- **What you have to do**: Pick out every line holding the string "life" and copy it.

>> BEGIN

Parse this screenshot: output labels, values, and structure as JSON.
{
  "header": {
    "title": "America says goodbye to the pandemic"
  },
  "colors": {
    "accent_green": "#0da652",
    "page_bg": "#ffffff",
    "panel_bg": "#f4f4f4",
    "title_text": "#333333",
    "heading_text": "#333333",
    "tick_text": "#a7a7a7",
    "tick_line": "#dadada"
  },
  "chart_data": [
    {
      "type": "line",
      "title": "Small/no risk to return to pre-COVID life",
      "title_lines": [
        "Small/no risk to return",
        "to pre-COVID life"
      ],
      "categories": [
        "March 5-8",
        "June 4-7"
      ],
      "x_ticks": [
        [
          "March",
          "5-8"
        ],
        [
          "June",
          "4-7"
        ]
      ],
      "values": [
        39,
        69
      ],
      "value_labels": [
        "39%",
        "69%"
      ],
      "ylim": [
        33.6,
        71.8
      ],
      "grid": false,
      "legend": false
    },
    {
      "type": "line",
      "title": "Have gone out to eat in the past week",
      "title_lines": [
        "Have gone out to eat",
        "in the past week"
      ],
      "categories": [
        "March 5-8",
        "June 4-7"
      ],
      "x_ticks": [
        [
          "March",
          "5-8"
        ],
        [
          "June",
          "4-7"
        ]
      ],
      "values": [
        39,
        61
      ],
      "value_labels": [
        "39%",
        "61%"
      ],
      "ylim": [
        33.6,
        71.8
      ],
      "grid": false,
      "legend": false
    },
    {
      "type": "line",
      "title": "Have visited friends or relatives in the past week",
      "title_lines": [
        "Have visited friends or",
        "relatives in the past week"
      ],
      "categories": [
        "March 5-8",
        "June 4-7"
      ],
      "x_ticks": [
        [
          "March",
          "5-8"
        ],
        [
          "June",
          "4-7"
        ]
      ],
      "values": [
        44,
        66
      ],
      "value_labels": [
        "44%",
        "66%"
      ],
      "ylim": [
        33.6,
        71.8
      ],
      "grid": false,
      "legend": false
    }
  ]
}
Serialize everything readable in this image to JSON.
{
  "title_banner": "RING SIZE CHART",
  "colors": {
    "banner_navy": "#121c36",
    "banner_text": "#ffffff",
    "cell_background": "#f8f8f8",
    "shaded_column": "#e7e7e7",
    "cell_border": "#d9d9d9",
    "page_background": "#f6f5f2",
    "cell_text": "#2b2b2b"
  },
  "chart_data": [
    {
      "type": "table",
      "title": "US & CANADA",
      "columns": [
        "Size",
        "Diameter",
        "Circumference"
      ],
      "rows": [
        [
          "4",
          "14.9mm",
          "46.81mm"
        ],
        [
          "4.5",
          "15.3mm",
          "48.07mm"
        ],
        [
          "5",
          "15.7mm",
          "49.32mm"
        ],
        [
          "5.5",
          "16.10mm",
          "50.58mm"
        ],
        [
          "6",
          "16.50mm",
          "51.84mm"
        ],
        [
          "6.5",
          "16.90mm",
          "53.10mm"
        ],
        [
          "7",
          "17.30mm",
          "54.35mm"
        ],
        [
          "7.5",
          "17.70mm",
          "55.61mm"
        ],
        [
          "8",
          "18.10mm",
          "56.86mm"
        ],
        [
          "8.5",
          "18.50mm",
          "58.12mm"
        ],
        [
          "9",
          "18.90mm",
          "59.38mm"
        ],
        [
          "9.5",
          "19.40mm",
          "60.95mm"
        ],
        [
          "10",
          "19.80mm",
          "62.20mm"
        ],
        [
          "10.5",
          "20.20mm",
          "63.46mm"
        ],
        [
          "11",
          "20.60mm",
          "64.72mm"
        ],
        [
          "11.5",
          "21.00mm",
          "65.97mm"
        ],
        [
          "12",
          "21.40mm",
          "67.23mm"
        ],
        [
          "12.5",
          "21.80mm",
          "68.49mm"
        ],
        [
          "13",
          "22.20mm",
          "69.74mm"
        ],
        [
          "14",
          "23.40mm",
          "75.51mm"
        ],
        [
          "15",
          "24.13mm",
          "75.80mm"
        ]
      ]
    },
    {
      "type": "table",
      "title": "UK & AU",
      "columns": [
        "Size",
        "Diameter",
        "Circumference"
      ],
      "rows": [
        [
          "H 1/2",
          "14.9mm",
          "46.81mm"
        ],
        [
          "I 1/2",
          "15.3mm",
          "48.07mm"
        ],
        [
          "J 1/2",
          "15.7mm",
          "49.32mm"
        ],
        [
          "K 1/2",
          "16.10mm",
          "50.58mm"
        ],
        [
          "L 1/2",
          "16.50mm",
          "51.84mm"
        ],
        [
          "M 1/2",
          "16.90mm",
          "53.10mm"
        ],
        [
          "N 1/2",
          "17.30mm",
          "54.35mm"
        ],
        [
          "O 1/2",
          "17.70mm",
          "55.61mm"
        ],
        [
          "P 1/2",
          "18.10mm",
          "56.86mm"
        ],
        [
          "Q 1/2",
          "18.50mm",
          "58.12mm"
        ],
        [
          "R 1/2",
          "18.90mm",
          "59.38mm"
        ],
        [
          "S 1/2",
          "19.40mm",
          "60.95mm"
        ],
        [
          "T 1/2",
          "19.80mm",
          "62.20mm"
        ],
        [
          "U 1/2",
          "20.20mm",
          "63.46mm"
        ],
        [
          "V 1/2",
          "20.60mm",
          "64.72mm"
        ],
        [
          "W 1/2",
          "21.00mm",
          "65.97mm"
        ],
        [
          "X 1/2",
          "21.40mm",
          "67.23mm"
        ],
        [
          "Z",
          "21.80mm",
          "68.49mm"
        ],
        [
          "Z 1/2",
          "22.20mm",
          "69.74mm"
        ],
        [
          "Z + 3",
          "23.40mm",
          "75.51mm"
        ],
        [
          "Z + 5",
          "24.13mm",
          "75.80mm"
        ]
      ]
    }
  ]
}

>> END
>> BEGIN

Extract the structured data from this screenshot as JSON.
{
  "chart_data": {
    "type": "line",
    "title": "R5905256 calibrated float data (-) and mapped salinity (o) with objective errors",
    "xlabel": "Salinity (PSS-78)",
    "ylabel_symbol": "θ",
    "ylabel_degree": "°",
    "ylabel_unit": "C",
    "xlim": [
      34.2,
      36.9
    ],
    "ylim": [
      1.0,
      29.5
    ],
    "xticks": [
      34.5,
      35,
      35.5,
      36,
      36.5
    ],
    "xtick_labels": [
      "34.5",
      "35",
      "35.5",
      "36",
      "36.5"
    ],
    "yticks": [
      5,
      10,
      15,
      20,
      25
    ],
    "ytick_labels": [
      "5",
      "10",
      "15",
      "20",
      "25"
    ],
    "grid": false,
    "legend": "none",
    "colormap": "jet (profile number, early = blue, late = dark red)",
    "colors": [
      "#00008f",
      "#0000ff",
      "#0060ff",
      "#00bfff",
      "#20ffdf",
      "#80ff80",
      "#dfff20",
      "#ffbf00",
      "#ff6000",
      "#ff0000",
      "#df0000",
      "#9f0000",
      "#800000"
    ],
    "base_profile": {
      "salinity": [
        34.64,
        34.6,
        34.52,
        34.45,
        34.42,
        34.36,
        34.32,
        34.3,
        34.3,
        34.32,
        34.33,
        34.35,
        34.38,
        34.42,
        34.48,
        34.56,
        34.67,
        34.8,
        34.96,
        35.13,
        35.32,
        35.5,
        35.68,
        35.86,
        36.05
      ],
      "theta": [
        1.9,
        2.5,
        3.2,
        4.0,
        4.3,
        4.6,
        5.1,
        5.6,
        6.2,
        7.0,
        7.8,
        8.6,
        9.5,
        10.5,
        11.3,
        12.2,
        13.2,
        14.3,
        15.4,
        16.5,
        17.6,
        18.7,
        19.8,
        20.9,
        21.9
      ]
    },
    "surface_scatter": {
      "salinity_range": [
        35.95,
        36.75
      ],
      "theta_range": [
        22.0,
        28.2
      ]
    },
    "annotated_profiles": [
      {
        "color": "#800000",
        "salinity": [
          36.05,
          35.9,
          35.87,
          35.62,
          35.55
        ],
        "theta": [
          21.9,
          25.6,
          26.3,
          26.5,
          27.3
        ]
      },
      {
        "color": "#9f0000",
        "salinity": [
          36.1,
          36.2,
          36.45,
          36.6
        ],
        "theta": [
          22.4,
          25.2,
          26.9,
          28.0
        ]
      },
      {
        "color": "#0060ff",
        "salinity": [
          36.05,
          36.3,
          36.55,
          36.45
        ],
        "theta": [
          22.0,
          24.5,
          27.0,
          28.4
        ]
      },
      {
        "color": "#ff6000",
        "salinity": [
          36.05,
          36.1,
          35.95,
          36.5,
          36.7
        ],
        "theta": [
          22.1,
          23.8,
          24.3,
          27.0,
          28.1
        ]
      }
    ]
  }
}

>> END
>> BEGIN

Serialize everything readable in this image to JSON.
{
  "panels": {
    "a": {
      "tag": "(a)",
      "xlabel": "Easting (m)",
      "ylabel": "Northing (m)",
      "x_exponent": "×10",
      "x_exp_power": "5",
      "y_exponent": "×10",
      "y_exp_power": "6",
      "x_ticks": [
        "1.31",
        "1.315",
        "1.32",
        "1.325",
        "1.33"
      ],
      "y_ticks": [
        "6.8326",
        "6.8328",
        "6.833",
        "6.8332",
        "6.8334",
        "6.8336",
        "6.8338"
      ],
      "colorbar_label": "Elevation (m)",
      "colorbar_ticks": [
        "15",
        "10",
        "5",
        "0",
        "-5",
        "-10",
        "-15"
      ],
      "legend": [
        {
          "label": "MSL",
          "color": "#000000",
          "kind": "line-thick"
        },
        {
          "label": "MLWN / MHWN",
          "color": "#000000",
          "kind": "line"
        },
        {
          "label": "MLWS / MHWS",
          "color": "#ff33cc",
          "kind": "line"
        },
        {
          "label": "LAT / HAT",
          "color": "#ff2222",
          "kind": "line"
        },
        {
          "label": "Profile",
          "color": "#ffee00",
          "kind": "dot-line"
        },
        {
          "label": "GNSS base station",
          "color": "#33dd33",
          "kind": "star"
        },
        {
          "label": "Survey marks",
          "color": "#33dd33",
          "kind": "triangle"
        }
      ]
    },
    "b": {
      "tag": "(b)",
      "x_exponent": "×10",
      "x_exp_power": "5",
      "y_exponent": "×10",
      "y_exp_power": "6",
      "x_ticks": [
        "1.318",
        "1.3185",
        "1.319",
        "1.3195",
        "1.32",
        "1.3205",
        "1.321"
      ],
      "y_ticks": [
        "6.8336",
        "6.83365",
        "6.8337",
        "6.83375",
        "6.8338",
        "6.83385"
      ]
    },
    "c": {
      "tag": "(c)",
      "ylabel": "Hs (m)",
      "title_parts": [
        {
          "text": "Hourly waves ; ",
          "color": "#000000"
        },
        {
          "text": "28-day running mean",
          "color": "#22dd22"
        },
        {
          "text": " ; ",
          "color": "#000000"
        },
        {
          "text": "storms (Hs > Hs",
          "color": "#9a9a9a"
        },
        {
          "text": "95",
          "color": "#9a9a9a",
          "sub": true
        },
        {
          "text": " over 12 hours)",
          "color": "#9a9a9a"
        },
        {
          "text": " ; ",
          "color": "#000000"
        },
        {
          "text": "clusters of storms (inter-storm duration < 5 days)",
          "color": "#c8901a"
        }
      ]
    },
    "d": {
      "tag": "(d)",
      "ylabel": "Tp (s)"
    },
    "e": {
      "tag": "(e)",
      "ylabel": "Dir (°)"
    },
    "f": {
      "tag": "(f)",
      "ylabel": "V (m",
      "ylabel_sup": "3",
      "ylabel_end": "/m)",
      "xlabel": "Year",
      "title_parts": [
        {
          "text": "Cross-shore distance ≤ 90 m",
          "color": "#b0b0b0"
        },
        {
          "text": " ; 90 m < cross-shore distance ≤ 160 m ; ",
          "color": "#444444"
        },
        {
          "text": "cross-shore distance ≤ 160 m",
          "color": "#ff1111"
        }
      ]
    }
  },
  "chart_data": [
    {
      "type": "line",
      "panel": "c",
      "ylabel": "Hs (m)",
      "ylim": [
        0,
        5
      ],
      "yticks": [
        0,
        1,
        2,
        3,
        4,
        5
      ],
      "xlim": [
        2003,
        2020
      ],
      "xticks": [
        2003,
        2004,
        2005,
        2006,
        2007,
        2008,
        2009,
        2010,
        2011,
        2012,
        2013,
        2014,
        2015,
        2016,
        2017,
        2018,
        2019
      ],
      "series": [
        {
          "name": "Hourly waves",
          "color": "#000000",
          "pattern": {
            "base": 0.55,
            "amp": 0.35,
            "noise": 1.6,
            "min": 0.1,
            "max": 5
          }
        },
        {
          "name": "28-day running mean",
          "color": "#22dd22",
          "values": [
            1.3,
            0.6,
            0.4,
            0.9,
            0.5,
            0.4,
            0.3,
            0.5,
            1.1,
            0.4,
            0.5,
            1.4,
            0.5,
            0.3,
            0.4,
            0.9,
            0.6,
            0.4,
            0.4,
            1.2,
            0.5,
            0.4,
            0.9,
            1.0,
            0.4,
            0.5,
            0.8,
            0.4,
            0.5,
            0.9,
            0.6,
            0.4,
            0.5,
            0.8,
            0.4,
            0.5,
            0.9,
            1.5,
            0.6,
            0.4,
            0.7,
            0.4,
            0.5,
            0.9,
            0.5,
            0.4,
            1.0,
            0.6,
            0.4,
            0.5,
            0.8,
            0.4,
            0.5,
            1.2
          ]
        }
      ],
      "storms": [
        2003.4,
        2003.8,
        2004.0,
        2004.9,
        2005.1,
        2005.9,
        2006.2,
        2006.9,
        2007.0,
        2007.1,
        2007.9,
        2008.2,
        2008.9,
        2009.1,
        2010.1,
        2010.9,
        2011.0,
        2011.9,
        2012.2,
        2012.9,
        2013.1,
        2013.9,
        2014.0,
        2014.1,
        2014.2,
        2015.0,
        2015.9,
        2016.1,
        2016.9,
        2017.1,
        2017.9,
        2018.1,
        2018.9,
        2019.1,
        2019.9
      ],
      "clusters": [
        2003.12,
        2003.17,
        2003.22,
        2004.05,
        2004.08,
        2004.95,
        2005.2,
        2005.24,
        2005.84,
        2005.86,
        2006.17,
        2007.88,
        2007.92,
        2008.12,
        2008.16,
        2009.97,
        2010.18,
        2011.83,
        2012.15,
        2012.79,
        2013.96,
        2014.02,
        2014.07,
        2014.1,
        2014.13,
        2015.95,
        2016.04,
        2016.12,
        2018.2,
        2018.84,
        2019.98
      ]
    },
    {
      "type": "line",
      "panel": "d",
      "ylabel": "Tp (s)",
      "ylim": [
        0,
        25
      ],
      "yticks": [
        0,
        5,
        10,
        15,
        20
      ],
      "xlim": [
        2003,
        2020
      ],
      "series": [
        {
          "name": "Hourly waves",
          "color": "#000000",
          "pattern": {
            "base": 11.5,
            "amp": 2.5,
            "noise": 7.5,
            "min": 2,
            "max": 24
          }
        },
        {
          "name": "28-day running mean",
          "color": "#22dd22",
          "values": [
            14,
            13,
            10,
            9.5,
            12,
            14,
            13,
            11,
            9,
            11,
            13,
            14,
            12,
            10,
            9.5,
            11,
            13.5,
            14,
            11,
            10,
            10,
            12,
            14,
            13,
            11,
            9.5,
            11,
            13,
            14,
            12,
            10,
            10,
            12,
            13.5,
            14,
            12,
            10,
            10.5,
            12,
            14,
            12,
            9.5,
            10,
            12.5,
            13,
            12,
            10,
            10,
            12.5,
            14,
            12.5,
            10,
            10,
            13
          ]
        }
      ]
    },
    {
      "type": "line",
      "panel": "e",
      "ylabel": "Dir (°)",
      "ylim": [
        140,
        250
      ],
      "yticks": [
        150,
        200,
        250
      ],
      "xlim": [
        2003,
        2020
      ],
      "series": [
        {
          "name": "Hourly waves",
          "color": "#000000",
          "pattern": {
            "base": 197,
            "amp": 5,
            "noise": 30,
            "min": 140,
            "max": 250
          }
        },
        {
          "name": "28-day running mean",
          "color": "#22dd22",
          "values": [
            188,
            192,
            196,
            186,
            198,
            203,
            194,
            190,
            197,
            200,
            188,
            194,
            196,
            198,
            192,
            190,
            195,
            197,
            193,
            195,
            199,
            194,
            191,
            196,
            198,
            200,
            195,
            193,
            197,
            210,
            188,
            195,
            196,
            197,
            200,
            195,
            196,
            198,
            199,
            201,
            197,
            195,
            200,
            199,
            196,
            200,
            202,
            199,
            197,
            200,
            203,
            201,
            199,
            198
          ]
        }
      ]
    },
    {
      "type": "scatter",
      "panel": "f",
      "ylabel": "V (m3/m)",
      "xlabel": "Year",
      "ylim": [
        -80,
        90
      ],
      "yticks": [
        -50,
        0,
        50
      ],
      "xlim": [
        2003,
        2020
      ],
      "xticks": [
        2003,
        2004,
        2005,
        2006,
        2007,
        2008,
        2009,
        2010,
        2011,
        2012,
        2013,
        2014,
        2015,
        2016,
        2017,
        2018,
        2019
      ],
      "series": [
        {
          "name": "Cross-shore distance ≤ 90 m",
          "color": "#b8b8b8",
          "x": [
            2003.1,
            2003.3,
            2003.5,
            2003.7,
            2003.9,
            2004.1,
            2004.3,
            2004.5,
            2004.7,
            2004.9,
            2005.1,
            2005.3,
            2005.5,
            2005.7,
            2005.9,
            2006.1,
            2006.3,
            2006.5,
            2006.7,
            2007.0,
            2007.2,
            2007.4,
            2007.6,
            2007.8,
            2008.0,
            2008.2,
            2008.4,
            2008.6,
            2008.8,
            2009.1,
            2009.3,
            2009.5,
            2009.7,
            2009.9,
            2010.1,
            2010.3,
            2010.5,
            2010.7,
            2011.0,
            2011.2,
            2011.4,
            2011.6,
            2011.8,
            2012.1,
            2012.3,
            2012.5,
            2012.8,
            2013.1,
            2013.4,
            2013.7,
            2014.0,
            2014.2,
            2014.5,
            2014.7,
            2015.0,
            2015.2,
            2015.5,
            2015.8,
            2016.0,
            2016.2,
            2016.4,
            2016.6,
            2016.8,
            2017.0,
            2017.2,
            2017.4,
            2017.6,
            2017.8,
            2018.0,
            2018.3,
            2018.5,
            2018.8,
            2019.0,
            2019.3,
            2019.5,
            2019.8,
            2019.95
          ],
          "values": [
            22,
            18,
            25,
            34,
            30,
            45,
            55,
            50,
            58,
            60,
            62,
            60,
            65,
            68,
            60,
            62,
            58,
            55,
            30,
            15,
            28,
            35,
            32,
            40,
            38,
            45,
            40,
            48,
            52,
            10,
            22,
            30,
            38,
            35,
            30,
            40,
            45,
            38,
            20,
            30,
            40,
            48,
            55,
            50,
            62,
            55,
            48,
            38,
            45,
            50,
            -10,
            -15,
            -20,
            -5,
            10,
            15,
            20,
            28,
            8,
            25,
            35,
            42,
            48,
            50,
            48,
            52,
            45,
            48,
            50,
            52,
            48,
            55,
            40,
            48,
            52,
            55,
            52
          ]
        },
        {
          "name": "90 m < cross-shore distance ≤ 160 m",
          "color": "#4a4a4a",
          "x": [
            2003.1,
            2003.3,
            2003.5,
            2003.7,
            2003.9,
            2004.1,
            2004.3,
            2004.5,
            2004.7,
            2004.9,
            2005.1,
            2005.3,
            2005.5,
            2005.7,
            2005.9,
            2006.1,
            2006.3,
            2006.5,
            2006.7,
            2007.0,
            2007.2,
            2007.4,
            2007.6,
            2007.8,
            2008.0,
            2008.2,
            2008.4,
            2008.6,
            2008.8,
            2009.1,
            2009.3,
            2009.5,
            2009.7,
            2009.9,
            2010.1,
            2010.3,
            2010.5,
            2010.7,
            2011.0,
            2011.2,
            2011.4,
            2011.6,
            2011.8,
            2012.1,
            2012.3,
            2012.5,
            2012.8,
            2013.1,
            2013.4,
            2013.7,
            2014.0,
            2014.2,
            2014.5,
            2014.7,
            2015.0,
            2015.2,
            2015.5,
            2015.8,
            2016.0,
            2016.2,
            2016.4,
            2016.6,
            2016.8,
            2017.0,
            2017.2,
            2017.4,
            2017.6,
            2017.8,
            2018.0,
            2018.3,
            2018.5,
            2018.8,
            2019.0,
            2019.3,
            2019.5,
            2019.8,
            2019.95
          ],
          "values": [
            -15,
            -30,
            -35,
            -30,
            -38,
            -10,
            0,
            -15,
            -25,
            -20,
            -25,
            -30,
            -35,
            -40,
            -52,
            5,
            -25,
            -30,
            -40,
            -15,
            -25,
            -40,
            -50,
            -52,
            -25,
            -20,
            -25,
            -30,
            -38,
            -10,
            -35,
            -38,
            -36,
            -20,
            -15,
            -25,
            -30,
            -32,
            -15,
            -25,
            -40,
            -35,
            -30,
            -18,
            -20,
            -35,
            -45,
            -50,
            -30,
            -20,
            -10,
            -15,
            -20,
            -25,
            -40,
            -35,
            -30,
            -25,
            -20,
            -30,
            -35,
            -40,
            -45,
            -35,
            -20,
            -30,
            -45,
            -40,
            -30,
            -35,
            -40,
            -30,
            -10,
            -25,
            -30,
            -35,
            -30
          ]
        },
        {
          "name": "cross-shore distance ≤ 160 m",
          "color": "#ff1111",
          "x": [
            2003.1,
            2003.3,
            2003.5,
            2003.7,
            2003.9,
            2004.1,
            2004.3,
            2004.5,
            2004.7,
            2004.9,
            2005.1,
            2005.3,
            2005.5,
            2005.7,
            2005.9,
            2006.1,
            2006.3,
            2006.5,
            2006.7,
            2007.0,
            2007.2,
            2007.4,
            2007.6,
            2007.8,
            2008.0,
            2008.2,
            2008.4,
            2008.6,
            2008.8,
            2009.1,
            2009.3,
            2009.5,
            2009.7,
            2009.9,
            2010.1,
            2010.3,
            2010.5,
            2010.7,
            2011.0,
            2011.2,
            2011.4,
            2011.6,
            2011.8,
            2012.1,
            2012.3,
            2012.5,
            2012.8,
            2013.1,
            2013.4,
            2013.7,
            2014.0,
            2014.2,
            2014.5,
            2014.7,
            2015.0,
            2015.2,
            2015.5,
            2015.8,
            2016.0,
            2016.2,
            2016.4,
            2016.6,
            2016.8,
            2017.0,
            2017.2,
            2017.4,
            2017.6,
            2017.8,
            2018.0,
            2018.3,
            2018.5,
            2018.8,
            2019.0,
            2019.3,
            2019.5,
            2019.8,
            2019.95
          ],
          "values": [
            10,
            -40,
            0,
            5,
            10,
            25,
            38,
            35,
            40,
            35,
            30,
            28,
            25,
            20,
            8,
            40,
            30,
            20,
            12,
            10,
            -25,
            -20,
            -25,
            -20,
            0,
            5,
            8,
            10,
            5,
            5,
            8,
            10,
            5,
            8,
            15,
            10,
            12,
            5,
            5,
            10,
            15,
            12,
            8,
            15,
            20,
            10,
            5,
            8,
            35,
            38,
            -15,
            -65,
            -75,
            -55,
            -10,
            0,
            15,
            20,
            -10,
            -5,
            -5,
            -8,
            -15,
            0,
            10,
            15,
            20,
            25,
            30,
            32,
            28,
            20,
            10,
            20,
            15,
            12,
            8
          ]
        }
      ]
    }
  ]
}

>> END

- **Result below**:
      "title": "Small/no risk to return to pre-COVID life",
        "to pre-COVID life"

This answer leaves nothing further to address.